— THE REQUEST —
Write out exactly the lines from the one with "What does this" through the last line. Pictures stay out.

— DATA TO PROCESS —
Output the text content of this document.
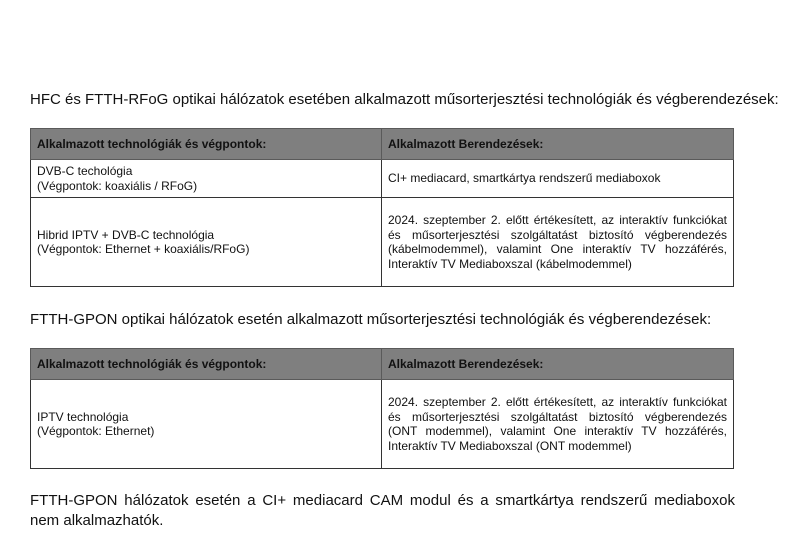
HFC és FTTH-RFoG optikai hálózatok esetében alkalmazott műsorterjesztési technológiák és végberendezések:
Alkalmazott technológiák és végpontok:	Alkalmazott Berendezések:

DVB-C techológia
(Végpontok: koaxiális / RFoG)	CI+ mediacard, smartkártya rendszerű mediaboxok

Hibrid IPTV + DVB-C technológia
(Végpontok: Ethernet + koaxiális/RFoG)	2024. szeptember 2. előtt értékesített, az interaktív funkciókat és műsorterjesztési szolgáltatást biztosító végberendezés (kábelmodemmel), valamint One interaktív TV hozzáférés, Interaktív TV Mediaboxszal (kábelmodemmel)
FTTH-GPON optikai hálózatok esetén alkalmazott műsorterjesztési technológiák és végberendezések:
Alkalmazott technológiák és végpontok:	Alkalmazott Berendezések:

IPTV technológia
(Végpontok: Ethernet)	2024. szeptember 2. előtt értékesített, az interaktív funkciókat és műsorterjesztési szolgáltatást biztosító végberendezés (ONT modemmel), valamint One interaktív TV hozzáférés, Interaktív TV Mediaboxszal (ONT modemmel)
FTTH-GPON hálózatok esetén a CI+ mediacard CAM modul és a smartkártya rendszerű mediaboxok nem alkalmazhatók.
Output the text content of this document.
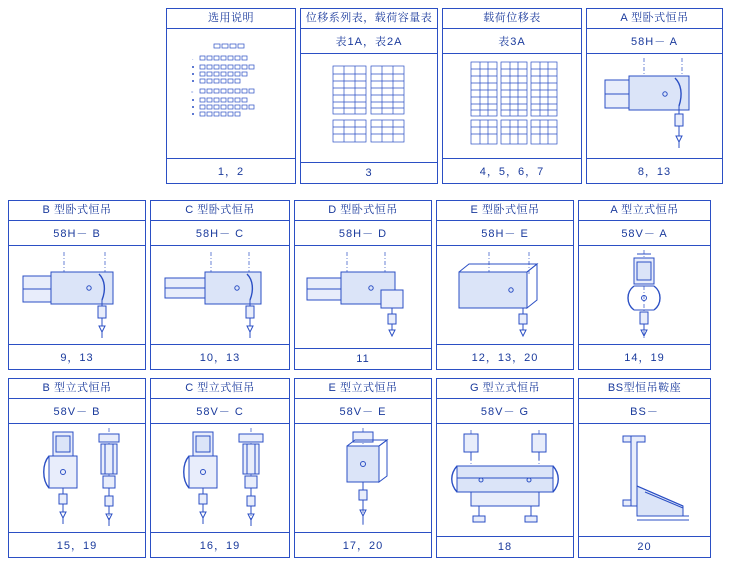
选用说明
-
=
1，2
位移系列表，载荷容量表
表1A，表2A
3
载荷位移表
表3A
4，5，6，7
A 型卧式恒吊
58H－ A
8，13
B 型卧式恒吊
58H－ B
9，13
C 型卧式恒吊
58H－ C
10，13
D 型卧式恒吊
58H－ D
11
E 型卧式恒吊
58H－ E
12，13，20
A 型立式恒吊
58V－ A
14，19
B 型立式恒吊
58V－ B
15，19
C 型立式恒吊
58V－ C
16，19
E 型立式恒吊
58V－ E
17，20
G 型立式恒吊
58V－ G
18
BS型恒吊鞍座
BS－
20
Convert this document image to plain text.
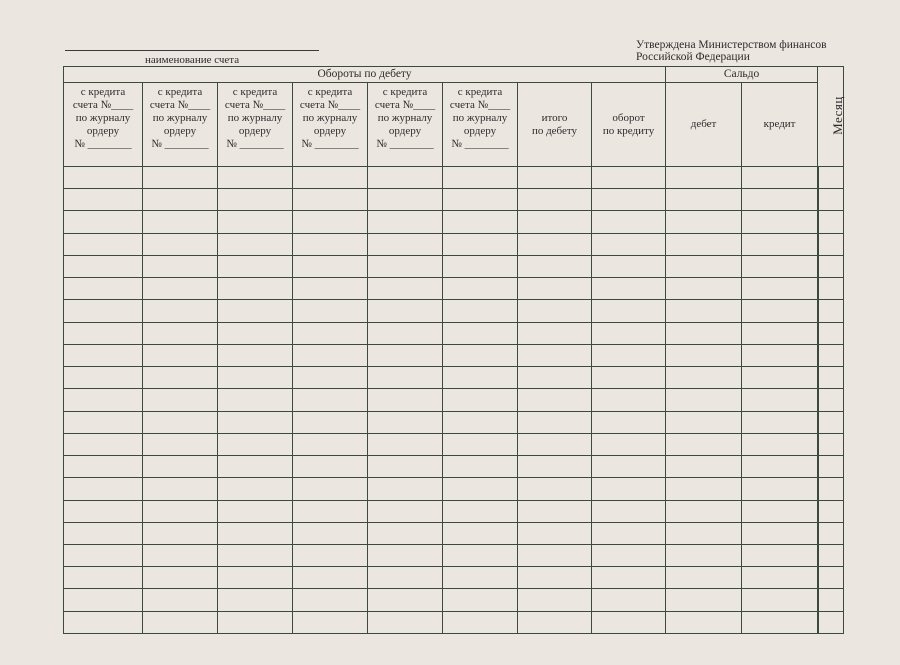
наименование счета
Утверждена Министерством финансов
Российской Федерации
Обороты по дебету								Сальдо		Месяц

с кредита
счета №____
по журналу
ордеру
№ ________	с кредита
счета №____
по журналу
ордеру
№ ________	с кредита
счета №____
по журналу
ордеру
№ ________	с кредита
счета №____
по журналу
ордеру
№ ________	с кредита
счета №____
по журналу
ордеру
№ ________	с кредита
счета №____
по журналу
ордеру
№ ________	итого
по дебету	оборот
по кредиту	дебет	кредит	
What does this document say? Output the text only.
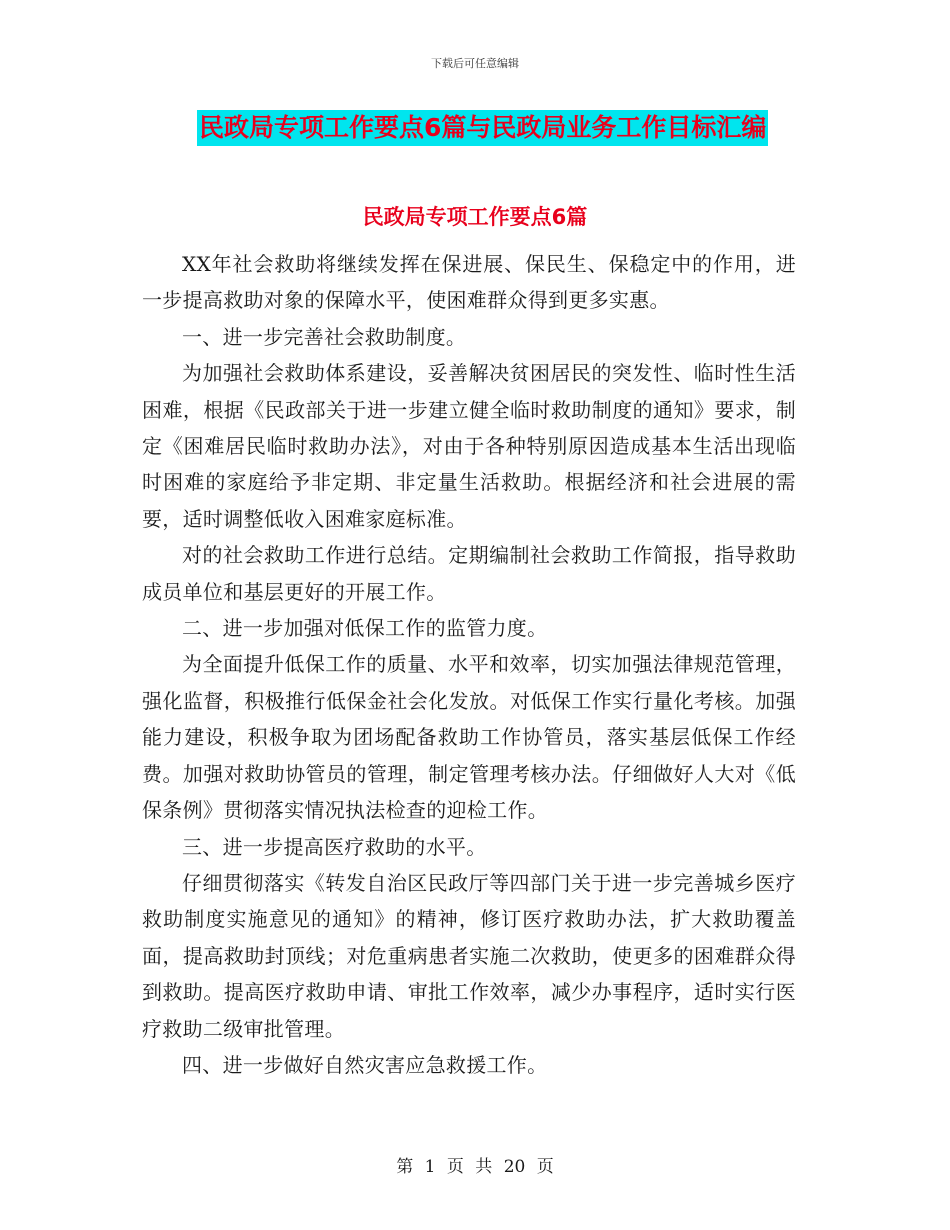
下载后可任意编辑
民政局专项工作要点6篇与民政局业务工作目标汇编
民政局专项工作要点6篇

XX年社会救助将继续发挥在保进展、保民生、保稳定中的作用，进一步提高救助对象的保障水平，使困难群众得到更多实惠。

一、进一步完善社会救助制度。

为加强社会救助体系建设，妥善解决贫困居民的突发性、临时性生活困难，根据《民政部关于进一步建立健全临时救助制度的通知》要求，制定《困难居民临时救助办法》，对由于各种特别原因造成基本生活出现临时困难的家庭给予非定期、非定量生活救助。根据经济和社会进展的需要，适时调整低收入困难家庭标准。

对的社会救助工作进行总结。定期编制社会救助工作简报，指导救助成员单位和基层更好的开展工作。

二、进一步加强对低保工作的监管力度。

为全面提升低保工作的质量、水平和效率，切实加强法律规范管理，强化监督，积极推行低保金社会化发放。对低保工作实行量化考核。加强能力建设，积极争取为团场配备救助工作协管员，落实基层低保工作经费。加强对救助协管员的管理，制定管理考核办法。仔细做好人大对《低保条例》贯彻落实情况执法检查的迎检工作。

三、进一步提高医疗救助的水平。

仔细贯彻落实《转发自治区民政厅等四部门关于进一步完善城乡医疗救助制度实施意见的通知》的精神，修订医疗救助办法，扩大救助覆盖面，提高救助封顶线；对危重病患者实施二次救助，使更多的困难群众得到救助。提高医疗救助申请、审批工作效率，减少办事程序，适时实行医疗救助二级审批管理。

四、进一步做好自然灾害应急救援工作。

第 1 页 共 20 页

— RESPONSE BELOW —
What does this document say? Output the text only.
下载后可任意编辑
民政局专项工作要点6篇与民政局业务工作目标汇编
民政局专项工作要点6篇

XX年社会救助将继续发挥在保进展、保民生、保稳定中的作用，进一步提高救助对象的保障水平，使困难群众得到更多实惠。

一、进一步完善社会救助制度。

为加强社会救助体系建设，妥善解决贫困居民的突发性、临时性生活困难，根据《民政部关于进一步建立健全临时救助制度的通知》要求，制定《困难居民临时救助办法》，对由于各种特别原因造成基本生活出现临时困难的家庭给予非定期、非定量生活救助。根据经济和社会进展的需要，适时调整低收入困难家庭标准。

对的社会救助工作进行总结。定期编制社会救助工作简报，指导救助成员单位和基层更好的开展工作。

二、进一步加强对低保工作的监管力度。

为全面提升低保工作的质量、水平和效率，切实加强法律规范管理，强化监督，积极推行低保金社会化发放。对低保工作实行量化考核。加强能力建设，积极争取为团场配备救助工作协管员，落实基层低保工作经费。加强对救助协管员的管理，制定管理考核办法。仔细做好人大对《低保条例》贯彻落实情况执法检查的迎检工作。

三、进一步提高医疗救助的水平。

仔细贯彻落实《转发自治区民政厅等四部门关于进一步完善城乡医疗救助制度实施意见的通知》的精神，修订医疗救助办法，扩大救助覆盖面，提高救助封顶线；对危重病患者实施二次救助，使更多的困难群众得到救助。提高医疗救助申请、审批工作效率，减少办事程序，适时实行医疗救助二级审批管理。

四、进一步做好自然灾害应急救援工作。

第 1 页 共 20 页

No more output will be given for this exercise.